### STATED PROBLEM:
Reproduce every line of the items below word for word, changing nothing.
-.-.-
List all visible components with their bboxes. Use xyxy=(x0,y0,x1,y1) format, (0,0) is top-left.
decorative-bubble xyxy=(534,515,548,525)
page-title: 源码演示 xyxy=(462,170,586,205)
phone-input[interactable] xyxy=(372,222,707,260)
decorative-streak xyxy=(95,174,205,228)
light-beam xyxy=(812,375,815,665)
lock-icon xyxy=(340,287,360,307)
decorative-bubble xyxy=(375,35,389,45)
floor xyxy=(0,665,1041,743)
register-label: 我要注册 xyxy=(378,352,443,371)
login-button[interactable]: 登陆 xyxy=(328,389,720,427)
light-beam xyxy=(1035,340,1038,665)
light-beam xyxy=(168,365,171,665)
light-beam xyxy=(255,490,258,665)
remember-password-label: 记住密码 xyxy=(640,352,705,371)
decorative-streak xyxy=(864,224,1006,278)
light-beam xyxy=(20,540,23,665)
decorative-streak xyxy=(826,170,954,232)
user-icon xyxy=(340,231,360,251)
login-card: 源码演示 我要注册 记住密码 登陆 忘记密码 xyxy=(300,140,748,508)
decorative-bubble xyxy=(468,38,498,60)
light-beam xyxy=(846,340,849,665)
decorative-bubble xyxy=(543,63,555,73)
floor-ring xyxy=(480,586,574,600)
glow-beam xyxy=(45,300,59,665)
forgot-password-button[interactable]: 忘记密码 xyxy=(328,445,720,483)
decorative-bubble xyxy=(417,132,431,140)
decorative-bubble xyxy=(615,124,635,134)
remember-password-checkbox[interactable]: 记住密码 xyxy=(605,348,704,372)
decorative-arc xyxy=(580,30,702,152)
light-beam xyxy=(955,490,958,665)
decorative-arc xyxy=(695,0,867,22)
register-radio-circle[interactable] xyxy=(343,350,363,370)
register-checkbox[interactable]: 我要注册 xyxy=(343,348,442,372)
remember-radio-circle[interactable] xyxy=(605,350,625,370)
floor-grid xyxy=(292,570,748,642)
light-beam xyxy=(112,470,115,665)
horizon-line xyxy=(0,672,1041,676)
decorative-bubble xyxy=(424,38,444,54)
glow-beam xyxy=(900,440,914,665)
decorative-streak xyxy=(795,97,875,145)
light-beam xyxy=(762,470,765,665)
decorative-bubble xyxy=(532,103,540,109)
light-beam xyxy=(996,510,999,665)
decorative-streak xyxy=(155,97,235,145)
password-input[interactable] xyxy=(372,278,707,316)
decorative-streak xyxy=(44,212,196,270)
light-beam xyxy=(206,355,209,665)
-.-.-
### SOLVED EXERCISE:
List all visible components with their bboxes. Use xyxy=(x0,y0,x1,y1) format, (0,0) is top-left.
decorative-bubble xyxy=(534,515,548,525)
page-title: 源码演示 xyxy=(462,170,586,205)
phone-input[interactable] xyxy=(372,222,707,260)
decorative-streak xyxy=(95,174,205,228)
light-beam xyxy=(812,375,815,665)
lock-icon xyxy=(340,287,360,307)
decorative-bubble xyxy=(375,35,389,45)
floor xyxy=(0,665,1041,743)
register-label: 我要注册 xyxy=(378,352,443,371)
login-button[interactable]: 登陆 xyxy=(328,389,720,427)
light-beam xyxy=(1035,340,1038,665)
light-beam xyxy=(168,365,171,665)
light-beam xyxy=(255,490,258,665)
remember-password-label: 记住密码 xyxy=(640,352,705,371)
decorative-streak xyxy=(864,224,1006,278)
light-beam xyxy=(20,540,23,665)
decorative-streak xyxy=(826,170,954,232)
user-icon xyxy=(340,231,360,251)
login-card: 源码演示 我要注册 记住密码 登陆 忘记密码 xyxy=(300,140,748,508)
decorative-bubble xyxy=(468,38,498,60)
light-beam xyxy=(846,340,849,665)
decorative-bubble xyxy=(543,63,555,73)
floor-ring xyxy=(480,586,574,600)
glow-beam xyxy=(45,300,59,665)
forgot-password-button[interactable]: 忘记密码 xyxy=(328,445,720,483)
decorative-bubble xyxy=(417,132,431,140)
decorative-bubble xyxy=(615,124,635,134)
remember-password-checkbox[interactable]: 记住密码 xyxy=(605,348,704,372)
decorative-arc xyxy=(580,30,702,152)
light-beam xyxy=(955,490,958,665)
decorative-arc xyxy=(695,0,867,22)
register-radio-circle[interactable] xyxy=(343,350,363,370)
register-checkbox[interactable]: 我要注册 xyxy=(343,348,442,372)
remember-radio-circle[interactable] xyxy=(605,350,625,370)
floor-grid xyxy=(292,570,748,642)
light-beam xyxy=(112,470,115,665)
horizon-line xyxy=(0,672,1041,676)
decorative-bubble xyxy=(424,38,444,54)
glow-beam xyxy=(900,440,914,665)
decorative-streak xyxy=(795,97,875,145)
light-beam xyxy=(762,470,765,665)
decorative-bubble xyxy=(532,103,540,109)
light-beam xyxy=(996,510,999,665)
decorative-streak xyxy=(155,97,235,145)
password-input[interactable] xyxy=(372,278,707,316)
decorative-streak xyxy=(44,212,196,270)
light-beam xyxy=(206,355,209,665)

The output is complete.